MATERIAL TO PROCESS
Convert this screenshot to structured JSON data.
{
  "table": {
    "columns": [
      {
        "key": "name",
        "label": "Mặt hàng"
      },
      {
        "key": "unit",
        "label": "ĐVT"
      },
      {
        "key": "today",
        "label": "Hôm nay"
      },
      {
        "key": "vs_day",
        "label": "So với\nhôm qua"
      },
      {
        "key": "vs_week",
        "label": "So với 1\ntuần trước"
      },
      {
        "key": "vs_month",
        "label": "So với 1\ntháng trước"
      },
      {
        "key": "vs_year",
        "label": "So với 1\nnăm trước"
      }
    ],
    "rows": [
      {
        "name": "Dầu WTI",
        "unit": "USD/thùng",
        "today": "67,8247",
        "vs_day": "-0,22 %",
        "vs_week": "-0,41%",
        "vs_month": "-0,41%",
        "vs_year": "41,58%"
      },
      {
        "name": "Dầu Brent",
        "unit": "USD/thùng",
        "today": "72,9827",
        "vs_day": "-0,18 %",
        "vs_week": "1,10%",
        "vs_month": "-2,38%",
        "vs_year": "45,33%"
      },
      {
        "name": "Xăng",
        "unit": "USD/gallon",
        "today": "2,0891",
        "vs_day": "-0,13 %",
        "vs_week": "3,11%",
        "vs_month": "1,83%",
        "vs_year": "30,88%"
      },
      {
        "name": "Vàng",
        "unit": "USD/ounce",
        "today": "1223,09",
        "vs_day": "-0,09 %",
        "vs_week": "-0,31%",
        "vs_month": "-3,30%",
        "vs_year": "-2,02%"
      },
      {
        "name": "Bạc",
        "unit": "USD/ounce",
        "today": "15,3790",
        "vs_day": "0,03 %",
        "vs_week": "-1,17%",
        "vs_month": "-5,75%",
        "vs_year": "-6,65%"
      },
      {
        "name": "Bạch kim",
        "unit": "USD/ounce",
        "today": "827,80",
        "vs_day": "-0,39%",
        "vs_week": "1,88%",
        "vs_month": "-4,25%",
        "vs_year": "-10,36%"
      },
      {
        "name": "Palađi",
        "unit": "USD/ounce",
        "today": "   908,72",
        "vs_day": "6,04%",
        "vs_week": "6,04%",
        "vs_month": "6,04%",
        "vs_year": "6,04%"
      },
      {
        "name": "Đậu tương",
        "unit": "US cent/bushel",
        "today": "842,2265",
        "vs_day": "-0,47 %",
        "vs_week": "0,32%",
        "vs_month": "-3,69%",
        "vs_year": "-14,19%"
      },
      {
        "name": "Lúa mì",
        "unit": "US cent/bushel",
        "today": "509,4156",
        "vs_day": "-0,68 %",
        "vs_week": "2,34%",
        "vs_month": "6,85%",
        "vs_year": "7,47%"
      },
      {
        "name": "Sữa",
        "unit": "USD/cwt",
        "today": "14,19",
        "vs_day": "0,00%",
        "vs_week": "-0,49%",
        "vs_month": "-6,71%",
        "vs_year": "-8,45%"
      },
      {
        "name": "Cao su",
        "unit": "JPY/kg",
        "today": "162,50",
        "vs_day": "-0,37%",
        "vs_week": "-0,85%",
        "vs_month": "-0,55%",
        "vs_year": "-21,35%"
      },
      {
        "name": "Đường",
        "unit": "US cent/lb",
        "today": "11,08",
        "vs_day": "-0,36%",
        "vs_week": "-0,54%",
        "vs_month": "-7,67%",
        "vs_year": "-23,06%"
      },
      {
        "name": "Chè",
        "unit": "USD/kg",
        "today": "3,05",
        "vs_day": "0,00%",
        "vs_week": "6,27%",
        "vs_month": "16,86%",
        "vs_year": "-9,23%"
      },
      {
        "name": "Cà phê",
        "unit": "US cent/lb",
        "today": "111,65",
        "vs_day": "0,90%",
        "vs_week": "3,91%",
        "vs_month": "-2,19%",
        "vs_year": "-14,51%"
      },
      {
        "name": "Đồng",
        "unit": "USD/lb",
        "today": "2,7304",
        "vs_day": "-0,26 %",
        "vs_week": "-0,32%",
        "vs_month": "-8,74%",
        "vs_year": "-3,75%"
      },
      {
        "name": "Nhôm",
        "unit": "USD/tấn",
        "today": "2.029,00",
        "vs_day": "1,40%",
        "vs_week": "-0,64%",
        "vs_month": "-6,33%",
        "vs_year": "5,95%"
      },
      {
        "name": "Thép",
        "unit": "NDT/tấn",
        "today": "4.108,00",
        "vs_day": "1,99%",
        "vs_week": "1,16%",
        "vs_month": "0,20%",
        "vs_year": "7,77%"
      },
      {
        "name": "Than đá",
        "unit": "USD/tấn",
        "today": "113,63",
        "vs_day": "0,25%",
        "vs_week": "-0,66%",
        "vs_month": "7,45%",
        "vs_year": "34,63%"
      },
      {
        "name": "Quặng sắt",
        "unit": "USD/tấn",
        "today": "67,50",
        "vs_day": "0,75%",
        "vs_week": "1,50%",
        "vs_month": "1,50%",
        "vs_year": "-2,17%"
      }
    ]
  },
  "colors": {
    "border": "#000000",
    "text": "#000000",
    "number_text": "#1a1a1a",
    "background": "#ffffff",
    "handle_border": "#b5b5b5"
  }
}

DIRECTIONS
Each record above should be restated word for word.

SOLUTION TO THE EXERCISE
Convert this screenshot to structured JSON data.
{
  "table": {
    "columns": [
      {
        "key": "name",
        "label": "Mặt hàng"
      },
      {
        "key": "unit",
        "label": "ĐVT"
      },
      {
        "key": "today",
        "label": "Hôm nay"
      },
      {
        "key": "vs_day",
        "label": "So với\nhôm qua"
      },
      {
        "key": "vs_week",
        "label": "So với 1\ntuần trước"
      },
      {
        "key": "vs_month",
        "label": "So với 1\ntháng trước"
      },
      {
        "key": "vs_year",
        "label": "So với 1\nnăm trước"
      }
    ],
    "rows": [
      {
        "name": "Dầu WTI",
        "unit": "USD/thùng",
        "today": "67,8247",
        "vs_day": "-0,22 %",
        "vs_week": "-0,41%",
        "vs_month": "-0,41%",
        "vs_year": "41,58%"
      },
      {
        "name": "Dầu Brent",
        "unit": "USD/thùng",
        "today": "72,9827",
        "vs_day": "-0,18 %",
        "vs_week": "1,10%",
        "vs_month": "-2,38%",
        "vs_year": "45,33%"
      },
      {
        "name": "Xăng",
        "unit": "USD/gallon",
        "today": "2,0891",
        "vs_day": "-0,13 %",
        "vs_week": "3,11%",
        "vs_month": "1,83%",
        "vs_year": "30,88%"
      },
      {
        "name": "Vàng",
        "unit": "USD/ounce",
        "today": "1223,09",
        "vs_day": "-0,09 %",
        "vs_week": "-0,31%",
        "vs_month": "-3,30%",
        "vs_year": "-2,02%"
      },
      {
        "name": "Bạc",
        "unit": "USD/ounce",
        "today": "15,3790",
        "vs_day": "0,03 %",
        "vs_week": "-1,17%",
        "vs_month": "-5,75%",
        "vs_year": "-6,65%"
      },
      {
        "name": "Bạch kim",
        "unit": "USD/ounce",
        "today": "827,80",
        "vs_day": "-0,39%",
        "vs_week": "1,88%",
        "vs_month": "-4,25%",
        "vs_year": "-10,36%"
      },
      {
        "name": "Palađi",
        "unit": "USD/ounce",
        "today": "   908,72",
        "vs_day": "6,04%",
        "vs_week": "6,04%",
        "vs_month": "6,04%",
        "vs_year": "6,04%"
      },
      {
        "name": "Đậu tương",
        "unit": "US cent/bushel",
        "today": "842,2265",
        "vs_day": "-0,47 %",
        "vs_week": "0,32%",
        "vs_month": "-3,69%",
        "vs_year": "-14,19%"
      },
      {
        "name": "Lúa mì",
        "unit": "US cent/bushel",
        "today": "509,4156",
        "vs_day": "-0,68 %",
        "vs_week": "2,34%",
        "vs_month": "6,85%",
        "vs_year": "7,47%"
      },
      {
        "name": "Sữa",
        "unit": "USD/cwt",
        "today": "14,19",
        "vs_day": "0,00%",
        "vs_week": "-0,49%",
        "vs_month": "-6,71%",
        "vs_year": "-8,45%"
      },
      {
        "name": "Cao su",
        "unit": "JPY/kg",
        "today": "162,50",
        "vs_day": "-0,37%",
        "vs_week": "-0,85%",
        "vs_month": "-0,55%",
        "vs_year": "-21,35%"
      },
      {
        "name": "Đường",
        "unit": "US cent/lb",
        "today": "11,08",
        "vs_day": "-0,36%",
        "vs_week": "-0,54%",
        "vs_month": "-7,67%",
        "vs_year": "-23,06%"
      },
      {
        "name": "Chè",
        "unit": "USD/kg",
        "today": "3,05",
        "vs_day": "0,00%",
        "vs_week": "6,27%",
        "vs_month": "16,86%",
        "vs_year": "-9,23%"
      },
      {
        "name": "Cà phê",
        "unit": "US cent/lb",
        "today": "111,65",
        "vs_day": "0,90%",
        "vs_week": "3,91%",
        "vs_month": "-2,19%",
        "vs_year": "-14,51%"
      },
      {
        "name": "Đồng",
        "unit": "USD/lb",
        "today": "2,7304",
        "vs_day": "-0,26 %",
        "vs_week": "-0,32%",
        "vs_month": "-8,74%",
        "vs_year": "-3,75%"
      },
      {
        "name": "Nhôm",
        "unit": "USD/tấn",
        "today": "2.029,00",
        "vs_day": "1,40%",
        "vs_week": "-0,64%",
        "vs_month": "-6,33%",
        "vs_year": "5,95%"
      },
      {
        "name": "Thép",
        "unit": "NDT/tấn",
        "today": "4.108,00",
        "vs_day": "1,99%",
        "vs_week": "1,16%",
        "vs_month": "0,20%",
        "vs_year": "7,77%"
      },
      {
        "name": "Than đá",
        "unit": "USD/tấn",
        "today": "113,63",
        "vs_day": "0,25%",
        "vs_week": "-0,66%",
        "vs_month": "7,45%",
        "vs_year": "34,63%"
      },
      {
        "name": "Quặng sắt",
        "unit": "USD/tấn",
        "today": "67,50",
        "vs_day": "0,75%",
        "vs_week": "1,50%",
        "vs_month": "1,50%",
        "vs_year": "-2,17%"
      }
    ]
  },
  "colors": {
    "border": "#000000",
    "text": "#000000",
    "number_text": "#1a1a1a",
    "background": "#ffffff",
    "handle_border": "#b5b5b5"
  }
}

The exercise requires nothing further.